==== Data records ====

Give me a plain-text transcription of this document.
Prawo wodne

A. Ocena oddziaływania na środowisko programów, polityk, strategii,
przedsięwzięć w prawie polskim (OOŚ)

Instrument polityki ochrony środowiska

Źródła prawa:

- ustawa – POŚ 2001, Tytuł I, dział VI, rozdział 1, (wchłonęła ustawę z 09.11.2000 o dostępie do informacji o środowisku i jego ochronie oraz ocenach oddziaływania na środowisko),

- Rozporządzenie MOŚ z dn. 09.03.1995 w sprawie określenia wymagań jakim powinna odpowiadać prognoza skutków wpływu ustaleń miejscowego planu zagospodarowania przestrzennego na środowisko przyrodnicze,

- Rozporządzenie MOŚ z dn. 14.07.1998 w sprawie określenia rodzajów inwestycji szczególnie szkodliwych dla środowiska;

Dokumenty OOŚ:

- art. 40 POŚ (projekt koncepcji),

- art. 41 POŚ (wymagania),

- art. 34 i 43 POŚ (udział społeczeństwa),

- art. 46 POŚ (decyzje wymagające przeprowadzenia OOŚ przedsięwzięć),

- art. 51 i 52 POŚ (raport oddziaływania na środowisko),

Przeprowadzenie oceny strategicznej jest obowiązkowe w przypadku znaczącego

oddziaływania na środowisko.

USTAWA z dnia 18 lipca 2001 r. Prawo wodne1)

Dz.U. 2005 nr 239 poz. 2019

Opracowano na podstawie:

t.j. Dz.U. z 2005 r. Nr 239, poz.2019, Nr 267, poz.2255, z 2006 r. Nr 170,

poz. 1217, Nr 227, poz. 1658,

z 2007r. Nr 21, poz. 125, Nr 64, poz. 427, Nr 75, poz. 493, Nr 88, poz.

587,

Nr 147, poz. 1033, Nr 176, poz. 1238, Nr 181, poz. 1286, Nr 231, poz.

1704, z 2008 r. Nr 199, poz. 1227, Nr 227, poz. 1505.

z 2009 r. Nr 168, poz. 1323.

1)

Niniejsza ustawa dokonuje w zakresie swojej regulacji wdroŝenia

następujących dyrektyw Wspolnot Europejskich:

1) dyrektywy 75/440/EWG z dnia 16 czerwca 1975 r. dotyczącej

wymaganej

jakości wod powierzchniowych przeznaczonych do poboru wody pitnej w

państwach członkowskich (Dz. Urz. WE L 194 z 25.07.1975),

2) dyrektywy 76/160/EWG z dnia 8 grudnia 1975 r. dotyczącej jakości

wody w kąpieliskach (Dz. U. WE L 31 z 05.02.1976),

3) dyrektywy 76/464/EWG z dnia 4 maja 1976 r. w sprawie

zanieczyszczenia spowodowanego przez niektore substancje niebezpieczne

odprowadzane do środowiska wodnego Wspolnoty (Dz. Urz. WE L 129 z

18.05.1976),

====

| Given exercise |
The records above should be duplicated in full, exactly as given.

| Answer to this exercise |
Give me a plain-text transcription of this document.
Prawo wodne

A. Ocena oddziaływania na środowisko programów, polityk, strategii,
przedsięwzięć w prawie polskim (OOŚ)

Instrument polityki ochrony środowiska

Źródła prawa:

- ustawa – POŚ 2001, Tytuł I, dział VI, rozdział 1, (wchłonęła ustawę z 09.11.2000 o dostępie do informacji o środowisku i jego ochronie oraz ocenach oddziaływania na środowisko),

- Rozporządzenie MOŚ z dn. 09.03.1995 w sprawie określenia wymagań jakim powinna odpowiadać prognoza skutków wpływu ustaleń miejscowego planu zagospodarowania przestrzennego na środowisko przyrodnicze,

- Rozporządzenie MOŚ z dn. 14.07.1998 w sprawie określenia rodzajów inwestycji szczególnie szkodliwych dla środowiska;

Dokumenty OOŚ:

- art. 40 POŚ (projekt koncepcji),

- art. 41 POŚ (wymagania),

- art. 34 i 43 POŚ (udział społeczeństwa),

- art. 46 POŚ (decyzje wymagające przeprowadzenia OOŚ przedsięwzięć),

- art. 51 i 52 POŚ (raport oddziaływania na środowisko),

Przeprowadzenie oceny strategicznej jest obowiązkowe w przypadku znaczącego

oddziaływania na środowisko.

USTAWA z dnia 18 lipca 2001 r. Prawo wodne1)

Dz.U. 2005 nr 239 poz. 2019

Opracowano na podstawie:

t.j. Dz.U. z 2005 r. Nr 239, poz.2019, Nr 267, poz.2255, z 2006 r. Nr 170,

poz. 1217, Nr 227, poz. 1658,

z 2007r. Nr 21, poz. 125, Nr 64, poz. 427, Nr 75, poz. 493, Nr 88, poz.

587,

Nr 147, poz. 1033, Nr 176, poz. 1238, Nr 181, poz. 1286, Nr 231, poz.

1704, z 2008 r. Nr 199, poz. 1227, Nr 227, poz. 1505.

z 2009 r. Nr 168, poz. 1323.

1)

Niniejsza ustawa dokonuje w zakresie swojej regulacji wdroŝenia

następujących dyrektyw Wspolnot Europejskich:

1) dyrektywy 75/440/EWG z dnia 16 czerwca 1975 r. dotyczącej

wymaganej

jakości wod powierzchniowych przeznaczonych do poboru wody pitnej w

państwach członkowskich (Dz. Urz. WE L 194 z 25.07.1975),

2) dyrektywy 76/160/EWG z dnia 8 grudnia 1975 r. dotyczącej jakości

wody w kąpieliskach (Dz. U. WE L 31 z 05.02.1976),

3) dyrektywy 76/464/EWG z dnia 4 maja 1976 r. w sprawie

zanieczyszczenia spowodowanego przez niektore substancje niebezpieczne

odprowadzane do środowiska wodnego Wspolnoty (Dz. Urz. WE L 129 z

18.05.1976),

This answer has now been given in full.